### Data for this task
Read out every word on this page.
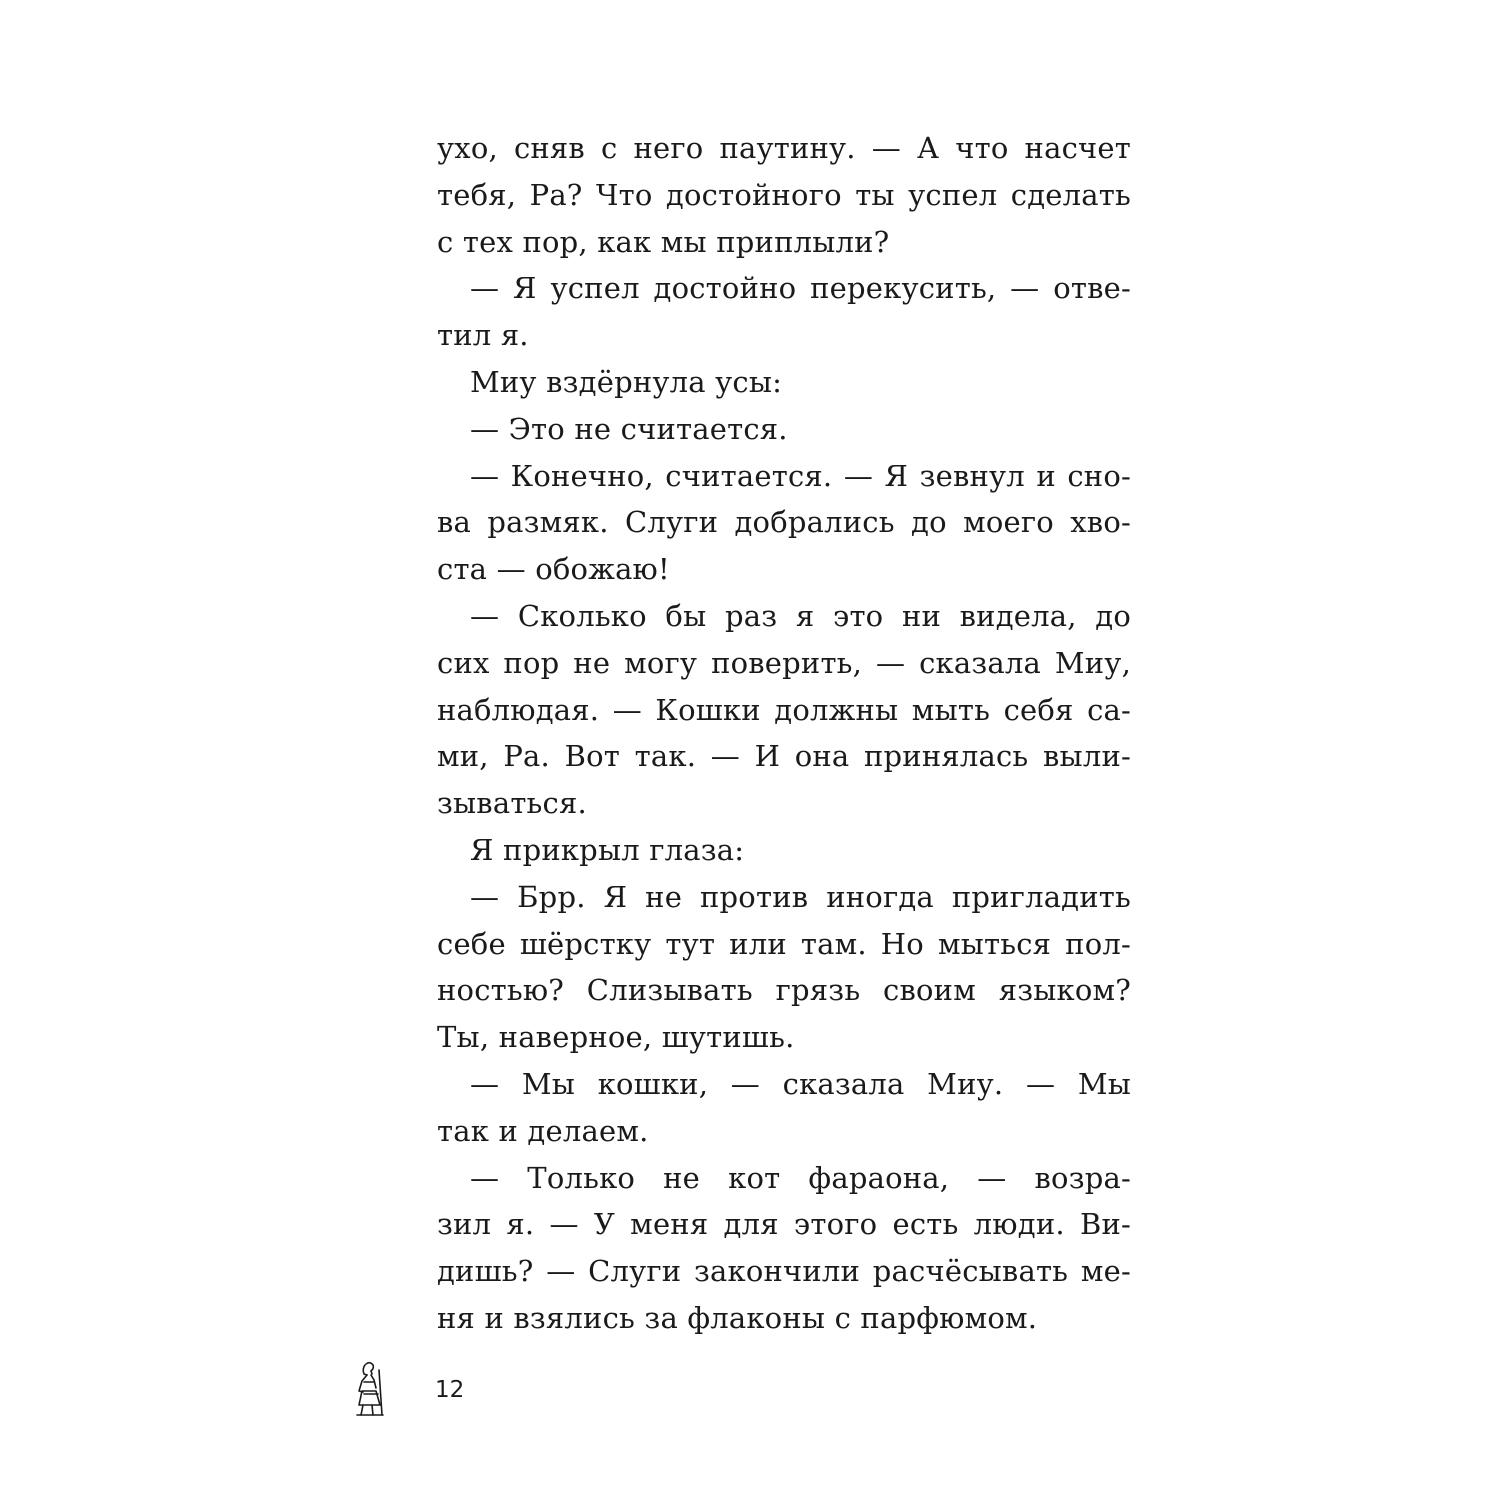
ухо, сняв с него паутину. — А что насчет
тебя, Ра? Что достойного ты успел сделать
с тех пор, как мы приплыли?
— Я успел достойно перекусить, — отве-
тил я.
Миу вздёрнула усы:
— Это не считается.
— Конечно, считается. — Я зевнул и сно-
ва размяк. Слуги добрались до моего хво-
ста — обожаю!
— Сколько бы раз я это ни видела, до
сих пор не могу поверить, — сказала Миу,
наблюдая. — Кошки должны мыть себя са-
ми, Ра. Вот так. — И она принялась выли-
зываться.
Я прикрыл глаза:
— Брр. Я не против иногда пригладить
себе шёрстку тут или там. Но мыться пол-
ностью? Слизывать грязь своим языком?
Ты, наверное, шутишь.
— Мы кошки, — сказала Миу. — Мы
так и делаем.
— Только не кот фараона, — возра-
зил я. — У меня для этого есть люди. Ви-
дишь? — Слуги закончили расчёсывать ме-
ня и взялись за флаконы с парфюмом.
12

### Requirement
Extract all the data above exactly, excluding every picture.

### Task response
Read out every word on this page.
ухо, сняв с него паутину. — А что насчет
тебя, Ра? Что достойного ты успел сделать
с тех пор, как мы приплыли?
— Я успел достойно перекусить, — отве-
тил я.
Миу вздёрнула усы:
— Это не считается.
— Конечно, считается. — Я зевнул и сно-
ва размяк. Слуги добрались до моего хво-
ста — обожаю!
— Сколько бы раз я это ни видела, до
сих пор не могу поверить, — сказала Миу,
наблюдая. — Кошки должны мыть себя са-
ми, Ра. Вот так. — И она принялась выли-
зываться.
Я прикрыл глаза:
— Брр. Я не против иногда пригладить
себе шёрстку тут или там. Но мыться пол-
ностью? Слизывать грязь своим языком?
Ты, наверное, шутишь.
— Мы кошки, — сказала Миу. — Мы
так и делаем.
— Только не кот фараона, — возра-
зил я. — У меня для этого есть люди. Ви-
дишь? — Слуги закончили расчёсывать ме-
ня и взялись за флаконы с парфюмом.
12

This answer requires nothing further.